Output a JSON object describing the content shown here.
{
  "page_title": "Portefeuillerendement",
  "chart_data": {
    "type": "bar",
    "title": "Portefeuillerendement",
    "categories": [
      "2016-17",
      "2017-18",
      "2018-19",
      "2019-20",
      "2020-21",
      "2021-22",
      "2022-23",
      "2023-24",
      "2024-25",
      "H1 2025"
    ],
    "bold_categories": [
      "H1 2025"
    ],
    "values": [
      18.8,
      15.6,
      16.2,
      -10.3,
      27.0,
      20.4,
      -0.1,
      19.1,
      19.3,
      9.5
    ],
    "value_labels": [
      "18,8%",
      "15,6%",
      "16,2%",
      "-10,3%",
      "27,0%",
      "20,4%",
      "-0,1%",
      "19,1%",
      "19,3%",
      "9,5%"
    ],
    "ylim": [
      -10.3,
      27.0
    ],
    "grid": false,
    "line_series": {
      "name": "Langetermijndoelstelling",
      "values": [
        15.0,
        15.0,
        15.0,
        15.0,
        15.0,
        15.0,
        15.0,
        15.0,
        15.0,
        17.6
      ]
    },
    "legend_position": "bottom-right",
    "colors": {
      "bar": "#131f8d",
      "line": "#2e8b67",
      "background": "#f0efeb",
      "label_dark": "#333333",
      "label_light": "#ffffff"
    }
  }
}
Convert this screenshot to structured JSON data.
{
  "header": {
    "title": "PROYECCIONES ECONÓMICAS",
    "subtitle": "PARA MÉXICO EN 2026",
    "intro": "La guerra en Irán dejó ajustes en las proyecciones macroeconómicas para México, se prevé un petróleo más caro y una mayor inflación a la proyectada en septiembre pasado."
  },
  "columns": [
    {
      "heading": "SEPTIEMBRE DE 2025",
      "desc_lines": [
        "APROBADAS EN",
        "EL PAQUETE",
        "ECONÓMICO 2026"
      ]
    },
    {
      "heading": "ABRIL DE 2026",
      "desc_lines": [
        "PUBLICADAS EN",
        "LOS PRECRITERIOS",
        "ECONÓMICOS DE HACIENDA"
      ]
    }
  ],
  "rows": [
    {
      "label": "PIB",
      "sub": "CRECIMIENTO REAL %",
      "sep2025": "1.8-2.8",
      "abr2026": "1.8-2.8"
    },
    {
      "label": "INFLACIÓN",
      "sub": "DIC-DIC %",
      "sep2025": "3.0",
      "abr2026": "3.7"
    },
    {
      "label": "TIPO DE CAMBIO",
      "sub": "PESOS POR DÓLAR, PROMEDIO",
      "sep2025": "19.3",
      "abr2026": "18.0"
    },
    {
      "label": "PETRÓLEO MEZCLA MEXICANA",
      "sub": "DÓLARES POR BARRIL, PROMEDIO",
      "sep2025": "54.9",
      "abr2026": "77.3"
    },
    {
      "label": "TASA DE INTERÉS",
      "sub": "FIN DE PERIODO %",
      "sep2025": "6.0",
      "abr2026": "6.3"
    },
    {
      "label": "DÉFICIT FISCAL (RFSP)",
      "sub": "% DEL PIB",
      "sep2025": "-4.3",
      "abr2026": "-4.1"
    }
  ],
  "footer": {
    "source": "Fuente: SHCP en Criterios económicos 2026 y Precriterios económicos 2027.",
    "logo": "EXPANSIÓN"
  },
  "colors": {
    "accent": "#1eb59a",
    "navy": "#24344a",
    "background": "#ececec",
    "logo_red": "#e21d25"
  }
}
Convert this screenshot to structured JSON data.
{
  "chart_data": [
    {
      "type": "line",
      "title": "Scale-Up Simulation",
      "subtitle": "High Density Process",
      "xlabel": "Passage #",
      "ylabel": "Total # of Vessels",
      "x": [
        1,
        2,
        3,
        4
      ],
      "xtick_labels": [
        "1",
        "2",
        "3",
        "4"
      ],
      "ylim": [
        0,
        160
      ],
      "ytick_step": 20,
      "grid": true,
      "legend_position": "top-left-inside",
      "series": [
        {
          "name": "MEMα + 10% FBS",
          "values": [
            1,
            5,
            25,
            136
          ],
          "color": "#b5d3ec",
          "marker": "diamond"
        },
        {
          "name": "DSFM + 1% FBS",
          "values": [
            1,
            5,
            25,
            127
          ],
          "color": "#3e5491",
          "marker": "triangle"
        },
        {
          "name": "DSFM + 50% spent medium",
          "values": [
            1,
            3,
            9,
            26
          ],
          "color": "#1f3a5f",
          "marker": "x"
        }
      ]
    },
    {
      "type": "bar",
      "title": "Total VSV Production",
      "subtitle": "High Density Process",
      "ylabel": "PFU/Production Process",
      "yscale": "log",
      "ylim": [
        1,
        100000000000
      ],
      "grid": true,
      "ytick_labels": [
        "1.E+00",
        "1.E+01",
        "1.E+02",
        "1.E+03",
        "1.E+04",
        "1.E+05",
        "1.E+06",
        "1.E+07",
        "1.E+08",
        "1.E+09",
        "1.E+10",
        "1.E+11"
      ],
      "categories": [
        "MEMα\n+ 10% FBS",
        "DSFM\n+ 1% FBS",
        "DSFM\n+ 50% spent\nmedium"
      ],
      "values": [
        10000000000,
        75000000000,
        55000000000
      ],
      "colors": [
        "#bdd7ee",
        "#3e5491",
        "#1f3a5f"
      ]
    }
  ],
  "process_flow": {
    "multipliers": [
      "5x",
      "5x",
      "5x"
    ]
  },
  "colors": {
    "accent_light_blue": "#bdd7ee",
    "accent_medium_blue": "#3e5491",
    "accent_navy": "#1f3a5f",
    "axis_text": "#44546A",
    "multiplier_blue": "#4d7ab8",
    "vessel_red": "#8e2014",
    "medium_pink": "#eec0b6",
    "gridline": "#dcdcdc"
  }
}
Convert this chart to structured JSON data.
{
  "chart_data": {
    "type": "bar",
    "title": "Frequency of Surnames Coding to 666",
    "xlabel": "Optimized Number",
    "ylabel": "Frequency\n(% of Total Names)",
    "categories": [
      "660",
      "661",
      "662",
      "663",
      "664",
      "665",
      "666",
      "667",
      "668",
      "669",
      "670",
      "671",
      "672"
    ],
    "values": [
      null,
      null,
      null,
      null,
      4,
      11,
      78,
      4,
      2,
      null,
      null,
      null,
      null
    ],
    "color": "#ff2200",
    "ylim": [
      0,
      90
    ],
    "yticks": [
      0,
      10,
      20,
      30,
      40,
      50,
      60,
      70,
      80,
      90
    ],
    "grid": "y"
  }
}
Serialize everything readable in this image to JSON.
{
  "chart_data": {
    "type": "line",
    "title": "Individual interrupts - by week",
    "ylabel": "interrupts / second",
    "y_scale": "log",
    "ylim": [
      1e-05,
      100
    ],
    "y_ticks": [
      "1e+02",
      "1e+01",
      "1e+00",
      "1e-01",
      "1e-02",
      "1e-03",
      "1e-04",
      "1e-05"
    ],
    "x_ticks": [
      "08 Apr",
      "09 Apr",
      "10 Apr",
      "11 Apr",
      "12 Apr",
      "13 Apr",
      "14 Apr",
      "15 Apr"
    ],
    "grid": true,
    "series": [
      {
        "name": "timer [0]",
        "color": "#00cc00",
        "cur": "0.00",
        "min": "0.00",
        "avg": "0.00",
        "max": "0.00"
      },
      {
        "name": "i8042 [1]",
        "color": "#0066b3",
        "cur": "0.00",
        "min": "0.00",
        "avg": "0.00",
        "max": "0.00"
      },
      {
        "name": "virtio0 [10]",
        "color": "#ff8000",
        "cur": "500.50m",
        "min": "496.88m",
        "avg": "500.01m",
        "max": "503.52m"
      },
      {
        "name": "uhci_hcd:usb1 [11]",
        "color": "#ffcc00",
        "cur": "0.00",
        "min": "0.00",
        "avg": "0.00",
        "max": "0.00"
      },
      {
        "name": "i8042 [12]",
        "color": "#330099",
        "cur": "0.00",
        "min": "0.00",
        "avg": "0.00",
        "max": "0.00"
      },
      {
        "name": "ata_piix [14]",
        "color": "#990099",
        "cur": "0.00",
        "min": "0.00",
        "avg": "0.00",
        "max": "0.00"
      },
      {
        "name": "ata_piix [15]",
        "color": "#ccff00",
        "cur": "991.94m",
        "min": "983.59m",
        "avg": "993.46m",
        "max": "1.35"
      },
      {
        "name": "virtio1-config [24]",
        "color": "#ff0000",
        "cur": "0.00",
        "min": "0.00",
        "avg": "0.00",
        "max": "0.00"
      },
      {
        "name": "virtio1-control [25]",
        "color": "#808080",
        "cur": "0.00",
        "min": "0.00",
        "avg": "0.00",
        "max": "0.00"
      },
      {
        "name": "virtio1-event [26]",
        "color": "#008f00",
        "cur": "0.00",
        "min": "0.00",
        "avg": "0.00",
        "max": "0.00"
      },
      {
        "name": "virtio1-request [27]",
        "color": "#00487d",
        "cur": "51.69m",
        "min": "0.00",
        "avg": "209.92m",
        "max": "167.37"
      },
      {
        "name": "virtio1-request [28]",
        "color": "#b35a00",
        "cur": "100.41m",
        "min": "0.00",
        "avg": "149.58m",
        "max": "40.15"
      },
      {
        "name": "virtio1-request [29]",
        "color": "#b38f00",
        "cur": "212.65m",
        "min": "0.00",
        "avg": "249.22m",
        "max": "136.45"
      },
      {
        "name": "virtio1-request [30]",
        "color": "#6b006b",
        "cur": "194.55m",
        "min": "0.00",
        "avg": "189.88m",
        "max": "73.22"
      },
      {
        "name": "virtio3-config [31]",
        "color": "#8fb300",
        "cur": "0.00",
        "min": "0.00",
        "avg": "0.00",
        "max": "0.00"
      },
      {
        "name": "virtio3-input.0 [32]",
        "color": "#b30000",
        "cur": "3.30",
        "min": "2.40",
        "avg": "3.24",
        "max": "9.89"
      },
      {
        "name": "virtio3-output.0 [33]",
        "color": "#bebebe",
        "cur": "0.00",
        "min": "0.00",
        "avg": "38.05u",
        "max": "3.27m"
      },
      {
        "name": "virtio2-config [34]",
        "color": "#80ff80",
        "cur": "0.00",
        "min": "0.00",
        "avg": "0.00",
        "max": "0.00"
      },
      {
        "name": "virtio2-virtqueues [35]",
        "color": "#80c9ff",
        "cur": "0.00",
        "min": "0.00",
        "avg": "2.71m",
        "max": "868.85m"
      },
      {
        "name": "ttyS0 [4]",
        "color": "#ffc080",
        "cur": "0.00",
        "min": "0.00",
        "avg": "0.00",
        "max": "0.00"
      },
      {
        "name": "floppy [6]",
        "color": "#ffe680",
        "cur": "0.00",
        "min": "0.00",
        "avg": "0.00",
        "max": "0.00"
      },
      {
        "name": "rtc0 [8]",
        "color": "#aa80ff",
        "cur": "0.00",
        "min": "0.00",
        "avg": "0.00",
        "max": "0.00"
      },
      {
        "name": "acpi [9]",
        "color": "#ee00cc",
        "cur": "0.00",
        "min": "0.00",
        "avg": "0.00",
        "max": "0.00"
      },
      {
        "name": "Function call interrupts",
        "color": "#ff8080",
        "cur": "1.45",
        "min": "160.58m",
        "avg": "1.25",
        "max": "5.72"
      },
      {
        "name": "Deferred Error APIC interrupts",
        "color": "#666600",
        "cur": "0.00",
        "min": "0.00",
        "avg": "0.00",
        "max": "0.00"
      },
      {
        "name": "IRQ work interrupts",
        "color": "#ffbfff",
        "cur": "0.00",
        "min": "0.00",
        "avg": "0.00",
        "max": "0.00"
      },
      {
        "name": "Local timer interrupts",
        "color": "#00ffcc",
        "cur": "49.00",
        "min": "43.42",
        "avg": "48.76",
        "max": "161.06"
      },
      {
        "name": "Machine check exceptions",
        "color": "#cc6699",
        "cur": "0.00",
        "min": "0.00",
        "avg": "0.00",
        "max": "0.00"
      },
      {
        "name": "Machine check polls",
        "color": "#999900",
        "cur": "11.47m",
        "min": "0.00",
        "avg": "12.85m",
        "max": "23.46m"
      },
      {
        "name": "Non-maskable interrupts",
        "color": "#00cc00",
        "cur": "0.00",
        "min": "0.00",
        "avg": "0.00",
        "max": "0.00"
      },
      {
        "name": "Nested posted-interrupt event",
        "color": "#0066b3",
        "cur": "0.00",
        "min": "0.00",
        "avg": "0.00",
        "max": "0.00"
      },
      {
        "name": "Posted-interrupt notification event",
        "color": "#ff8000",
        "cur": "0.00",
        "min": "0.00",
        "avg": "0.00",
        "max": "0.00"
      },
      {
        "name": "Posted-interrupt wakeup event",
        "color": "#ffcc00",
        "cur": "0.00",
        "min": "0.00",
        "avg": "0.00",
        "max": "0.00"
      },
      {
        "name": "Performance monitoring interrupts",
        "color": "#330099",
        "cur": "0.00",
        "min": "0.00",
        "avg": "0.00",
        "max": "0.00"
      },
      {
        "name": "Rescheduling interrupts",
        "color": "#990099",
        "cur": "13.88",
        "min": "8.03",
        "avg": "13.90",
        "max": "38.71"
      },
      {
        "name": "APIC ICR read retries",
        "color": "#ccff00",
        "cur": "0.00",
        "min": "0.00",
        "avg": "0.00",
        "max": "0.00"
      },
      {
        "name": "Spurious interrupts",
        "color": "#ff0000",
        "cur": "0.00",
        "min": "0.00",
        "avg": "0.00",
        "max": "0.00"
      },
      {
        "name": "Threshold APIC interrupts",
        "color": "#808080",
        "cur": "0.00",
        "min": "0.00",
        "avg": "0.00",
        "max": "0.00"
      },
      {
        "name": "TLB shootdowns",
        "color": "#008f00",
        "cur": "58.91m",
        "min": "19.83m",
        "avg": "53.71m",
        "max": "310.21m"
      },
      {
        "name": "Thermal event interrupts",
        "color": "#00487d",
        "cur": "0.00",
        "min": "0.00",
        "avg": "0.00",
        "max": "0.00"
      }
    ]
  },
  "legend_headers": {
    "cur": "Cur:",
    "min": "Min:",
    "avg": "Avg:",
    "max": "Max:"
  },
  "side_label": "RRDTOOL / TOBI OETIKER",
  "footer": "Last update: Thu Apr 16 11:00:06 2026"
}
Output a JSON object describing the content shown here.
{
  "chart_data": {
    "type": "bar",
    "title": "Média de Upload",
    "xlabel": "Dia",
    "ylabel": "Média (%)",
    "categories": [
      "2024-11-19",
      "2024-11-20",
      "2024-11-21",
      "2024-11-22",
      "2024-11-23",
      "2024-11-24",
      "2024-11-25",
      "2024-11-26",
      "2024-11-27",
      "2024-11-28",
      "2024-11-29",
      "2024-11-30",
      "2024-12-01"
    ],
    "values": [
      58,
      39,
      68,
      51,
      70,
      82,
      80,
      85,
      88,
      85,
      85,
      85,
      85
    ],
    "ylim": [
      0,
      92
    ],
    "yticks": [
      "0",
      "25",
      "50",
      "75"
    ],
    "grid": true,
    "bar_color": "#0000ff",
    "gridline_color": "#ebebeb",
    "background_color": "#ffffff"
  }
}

____________________

◆ **TASK DETAILS**: Gather every line from the listing above in which the word "this" appears.

◆ **COMPLETE RESPONSE**:
Convert this screenshot to structured JSON data.
Convert this screenshot to structured JSON data.
Convert this chart to structured JSON data.
Serialize everything readable in this image to JSON.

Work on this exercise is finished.